**Texto para análise:**

● ● ●

Menos discurso, mais resultado: A Licença-Prêmio sai do papel e entra no bolso
texto de Roberto José
Quando o Diário Oficial fala, o barulho costuma ser grande. No último sábado (31), falou alto — e com efeitos práticos — ao publicar a portaria que autoriza a conversão da licença-prêmio em pecúnia para diversos servidores da Polícia Civil da Bahia. Uma vitória concreta, mensurável e, sobretudo, impossível de ser ignorada. Ainda que alguns tentem.
O fato é simples: a conversão da licença-prêmio em pecúnia sempre foi uma reivindicação histórica da categoria. Complexa foi a caminhada até ela se tornar realidade. E é justamente aí que mora a diferença entre quem faz sindicalismo de resultado e quem prefere o conforto da crítica permanente, geralmente feita à distância segura das mesas de negociação.
Sob a liderança do presidente do SINDPOC, Eustácio Lopes, o sindicato optou por um caminho pouco glamouroso para quem gosta de holofotes fáceis: diálogo firme, mobilização responsável e persistência. Nada de discursos inflamados para aplausos rápidos, mas vazios. O foco foi trabalho — aquele tipo de trabalho que não rende manchete imediata, mas rende portaria publicada e dinheiro no bolso do servidor.
Enquanto isso, a chamada “oposição sindical” segue fiel à sua especialidade: aparecer depois do resultado, torcer o nariz e tentar explicar por que, apesar da conquista, ela “não é bem assim”. Curiosamente, essas vozes costumam surgir sempre após o DOE, nunca antes. Talvez porque lutar dê trabalho, e comentar seja bem mais confortável.

● ● ●

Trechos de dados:
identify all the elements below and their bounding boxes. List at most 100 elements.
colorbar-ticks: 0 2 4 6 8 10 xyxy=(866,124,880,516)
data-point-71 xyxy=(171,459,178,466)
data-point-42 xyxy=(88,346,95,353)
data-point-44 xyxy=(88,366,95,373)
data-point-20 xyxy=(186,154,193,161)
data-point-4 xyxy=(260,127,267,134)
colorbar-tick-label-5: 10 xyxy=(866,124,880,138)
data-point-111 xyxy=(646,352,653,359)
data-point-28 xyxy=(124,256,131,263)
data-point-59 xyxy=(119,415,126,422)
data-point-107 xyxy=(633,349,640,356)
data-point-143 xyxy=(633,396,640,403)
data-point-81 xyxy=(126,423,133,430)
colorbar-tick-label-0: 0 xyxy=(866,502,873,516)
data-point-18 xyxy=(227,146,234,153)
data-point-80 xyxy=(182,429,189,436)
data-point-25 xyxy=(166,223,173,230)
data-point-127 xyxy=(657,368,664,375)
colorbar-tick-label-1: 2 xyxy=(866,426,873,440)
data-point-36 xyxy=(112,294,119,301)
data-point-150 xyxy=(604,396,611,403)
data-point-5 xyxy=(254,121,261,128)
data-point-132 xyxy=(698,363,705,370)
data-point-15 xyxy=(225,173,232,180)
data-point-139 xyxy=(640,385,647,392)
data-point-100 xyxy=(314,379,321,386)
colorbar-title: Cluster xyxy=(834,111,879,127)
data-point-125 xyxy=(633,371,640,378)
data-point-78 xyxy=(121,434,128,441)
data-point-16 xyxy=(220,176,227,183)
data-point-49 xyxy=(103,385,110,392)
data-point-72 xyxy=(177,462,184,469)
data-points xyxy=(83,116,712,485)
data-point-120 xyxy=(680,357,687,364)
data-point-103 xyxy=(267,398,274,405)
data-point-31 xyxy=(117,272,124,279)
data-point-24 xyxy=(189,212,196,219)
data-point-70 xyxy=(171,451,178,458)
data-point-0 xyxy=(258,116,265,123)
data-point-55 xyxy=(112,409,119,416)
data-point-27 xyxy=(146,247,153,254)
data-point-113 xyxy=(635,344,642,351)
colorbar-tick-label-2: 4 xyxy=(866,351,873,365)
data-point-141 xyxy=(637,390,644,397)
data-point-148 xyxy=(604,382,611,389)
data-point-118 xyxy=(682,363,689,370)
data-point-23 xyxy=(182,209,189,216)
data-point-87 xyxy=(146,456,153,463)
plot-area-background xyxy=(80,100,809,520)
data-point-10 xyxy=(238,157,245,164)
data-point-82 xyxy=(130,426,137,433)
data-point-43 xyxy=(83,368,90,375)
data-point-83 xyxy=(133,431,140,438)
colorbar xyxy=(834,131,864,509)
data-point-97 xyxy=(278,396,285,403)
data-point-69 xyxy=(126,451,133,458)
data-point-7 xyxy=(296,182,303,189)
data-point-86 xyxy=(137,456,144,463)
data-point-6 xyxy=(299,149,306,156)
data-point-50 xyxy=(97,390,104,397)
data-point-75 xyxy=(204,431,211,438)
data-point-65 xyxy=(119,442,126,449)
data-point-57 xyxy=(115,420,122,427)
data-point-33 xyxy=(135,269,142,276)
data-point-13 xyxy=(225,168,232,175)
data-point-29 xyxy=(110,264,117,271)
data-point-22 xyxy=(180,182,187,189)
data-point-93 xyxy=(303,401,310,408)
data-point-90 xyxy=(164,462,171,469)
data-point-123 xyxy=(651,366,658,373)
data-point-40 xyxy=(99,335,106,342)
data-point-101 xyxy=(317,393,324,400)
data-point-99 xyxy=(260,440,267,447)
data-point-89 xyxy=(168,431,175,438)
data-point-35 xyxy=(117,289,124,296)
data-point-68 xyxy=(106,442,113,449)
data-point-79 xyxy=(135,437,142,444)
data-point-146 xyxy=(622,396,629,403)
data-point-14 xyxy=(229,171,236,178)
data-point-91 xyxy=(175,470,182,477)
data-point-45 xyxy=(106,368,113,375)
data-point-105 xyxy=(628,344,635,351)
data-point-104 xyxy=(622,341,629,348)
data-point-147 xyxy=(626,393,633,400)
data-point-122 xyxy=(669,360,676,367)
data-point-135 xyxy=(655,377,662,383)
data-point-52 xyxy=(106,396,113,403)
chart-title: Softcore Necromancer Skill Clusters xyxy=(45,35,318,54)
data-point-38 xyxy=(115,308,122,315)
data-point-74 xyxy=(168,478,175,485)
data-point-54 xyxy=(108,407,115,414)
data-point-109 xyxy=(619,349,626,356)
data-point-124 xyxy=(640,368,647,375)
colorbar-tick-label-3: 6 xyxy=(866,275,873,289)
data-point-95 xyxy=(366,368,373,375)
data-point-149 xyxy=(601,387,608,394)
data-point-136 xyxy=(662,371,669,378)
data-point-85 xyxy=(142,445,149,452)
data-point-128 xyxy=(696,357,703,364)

● ● ●

**Exercício:**
Continue o texto sobre a licença-prêmio a partir da última frase apresentada. As entradas são material à parte, sem relação com o texto sobre a licença-prêmio.

**Resposta do exercício:**
Eustácio Lopes foi direto ao ponto ao afirmar que a publicação da portaria é fruto de uma luta constante da atual gestão do SINDPOC. E não há ironia maior do que ver direitos históricos finalmente reconhecidos enquanto alguns ainda insistem em tratar conquista como acaso. Não foi sorte. Foi estratégia, foi insistência e foi compromisso com a valorização do policial civil baiano.
A conversão da licença-prêmio em pecúnia simboliza mais do que um benefício financeiro: representa respeito ao servidor e reconhecimento ao seu tempo de serviço. E também deixa uma lição clara no ar — sindicalismo que funciona não é o que grita mais alto, é o que entrega.
No fim das contas, o Diário Oficial não publica discurso, publica resultado. E, desta vez, o resultado tem nome, sobrenome e liderança.